====== Text shown

Prisbry v. Barnes et al
Filing
36
MEMORANDUM DECISION AND ORDER ADOPTING 32 REPORT AND RECOMMENDATIONS re 11 Motion to Dismiss, 25 Motion to Amend/Correct, and 31 Motion to Amend/Correct: case is dismissed with prejudice. Signed by Judge David Nuffer on 3/27/18 (alt)
IN THE UNITED STATES DISTRICT COURT
FOR THE DISTRICT OF UTAH, CENTRAL DIVISION
TERRY PRISBRY, 1
Plaintiff,
MEMORANDUM DECISION AND
ORDER ADOPTING REPORT AND
RECOMMENDATION
v.
Case No. 2:17-cv-00723-DN-PMW
KEITH C. BARNES, GARY R. HERBERT,
and MATTHEW B. DURRANT,
District Judge David Nuffer
Defendant.
The Report and Recommendation 2 issued by United States Magistrate Judge Paul M.
Warner on March 1, 2018 recommends that Defendants’ Motion to Dismiss 3 be granted;
Plaintiff’s Motion to Amend Complaint 4 be denied; and this case be dismissed with prejudice.
Plaintiff timely objected to the Report and Recommendation on March 14, 2018. 5
Specifically, Plaintiff objected to the Magistrate Judge’s determinations that (1) Plaintiff is not
entitled to the appointment of counsel; (2) judicial immunity precludes Plaintiff’s claims against
Defendant Keith C. Barnes (“Judge Barnes”); (3) Plaintiff’s claims for injunctive relief are
barred; (4) Plaintiff failed to state a claim on which relief may be granted against Defendants
Gary R. Herbert (“Governor Herbert”) and Matthew C. Durrant (“Chief Justice Durrant”); and
(5) amendment of Plaintiff’s complaint would be futile.
1
Plaintiff’s last name is spelled two different ways in his court filings: “Prisbry” and “Prisbrey.”
2
Docket no. 32, filed Mar. 1, 2018.
3
Docket no. 11, filed July 21, 2017.
4
Docket no. 25, filed Sept. 18, 2017.
5
Plaintiffs [sic] Oposition [sic] Resonse [sic] to Courts [sic] Report and Recomendations [sic] (“Objection”),
docket no. 35, filed Mar. 15, 2018.

============
====== Data lines

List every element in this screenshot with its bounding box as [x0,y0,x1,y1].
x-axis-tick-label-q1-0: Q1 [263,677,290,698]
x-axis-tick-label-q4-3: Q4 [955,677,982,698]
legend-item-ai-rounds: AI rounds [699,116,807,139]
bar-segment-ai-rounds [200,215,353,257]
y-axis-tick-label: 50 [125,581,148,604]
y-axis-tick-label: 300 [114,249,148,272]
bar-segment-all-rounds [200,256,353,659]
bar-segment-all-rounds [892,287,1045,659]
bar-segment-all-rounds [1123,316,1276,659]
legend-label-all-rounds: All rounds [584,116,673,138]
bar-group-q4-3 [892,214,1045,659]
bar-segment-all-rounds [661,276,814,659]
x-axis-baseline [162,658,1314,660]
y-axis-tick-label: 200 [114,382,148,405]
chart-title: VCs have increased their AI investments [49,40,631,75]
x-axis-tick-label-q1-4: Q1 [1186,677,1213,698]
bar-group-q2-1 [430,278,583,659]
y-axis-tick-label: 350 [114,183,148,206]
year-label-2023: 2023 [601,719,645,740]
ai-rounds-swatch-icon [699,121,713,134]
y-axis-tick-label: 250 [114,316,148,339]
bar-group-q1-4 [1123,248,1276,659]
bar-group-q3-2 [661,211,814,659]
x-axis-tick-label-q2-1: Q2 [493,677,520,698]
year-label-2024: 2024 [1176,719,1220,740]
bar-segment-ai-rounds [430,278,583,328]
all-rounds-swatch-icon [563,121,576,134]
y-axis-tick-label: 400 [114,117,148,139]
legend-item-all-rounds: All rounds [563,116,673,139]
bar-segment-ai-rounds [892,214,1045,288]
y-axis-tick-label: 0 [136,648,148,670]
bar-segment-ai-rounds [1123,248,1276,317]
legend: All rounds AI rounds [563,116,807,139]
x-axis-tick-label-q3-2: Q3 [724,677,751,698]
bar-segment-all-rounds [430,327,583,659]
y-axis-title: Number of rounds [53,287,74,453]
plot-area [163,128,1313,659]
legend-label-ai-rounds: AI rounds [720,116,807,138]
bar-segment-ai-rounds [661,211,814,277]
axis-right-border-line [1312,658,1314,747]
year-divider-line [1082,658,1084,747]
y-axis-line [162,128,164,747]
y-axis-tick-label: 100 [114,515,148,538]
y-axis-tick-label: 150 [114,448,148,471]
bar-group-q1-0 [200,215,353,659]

============

Please answer these questions from the court order:
(a) Which magistrate judge issued the Report and Recommendation?
(b) What is the case number?
(c) What two spellings of the plaintiff's last name appear in his court filings?
The records were taken from a different source than the text.

* **The output**:
(a) Paul M. Warner
(b) 2:17-cv-00723-DN-PMW
(c) "Prisbry" and "Prisbrey"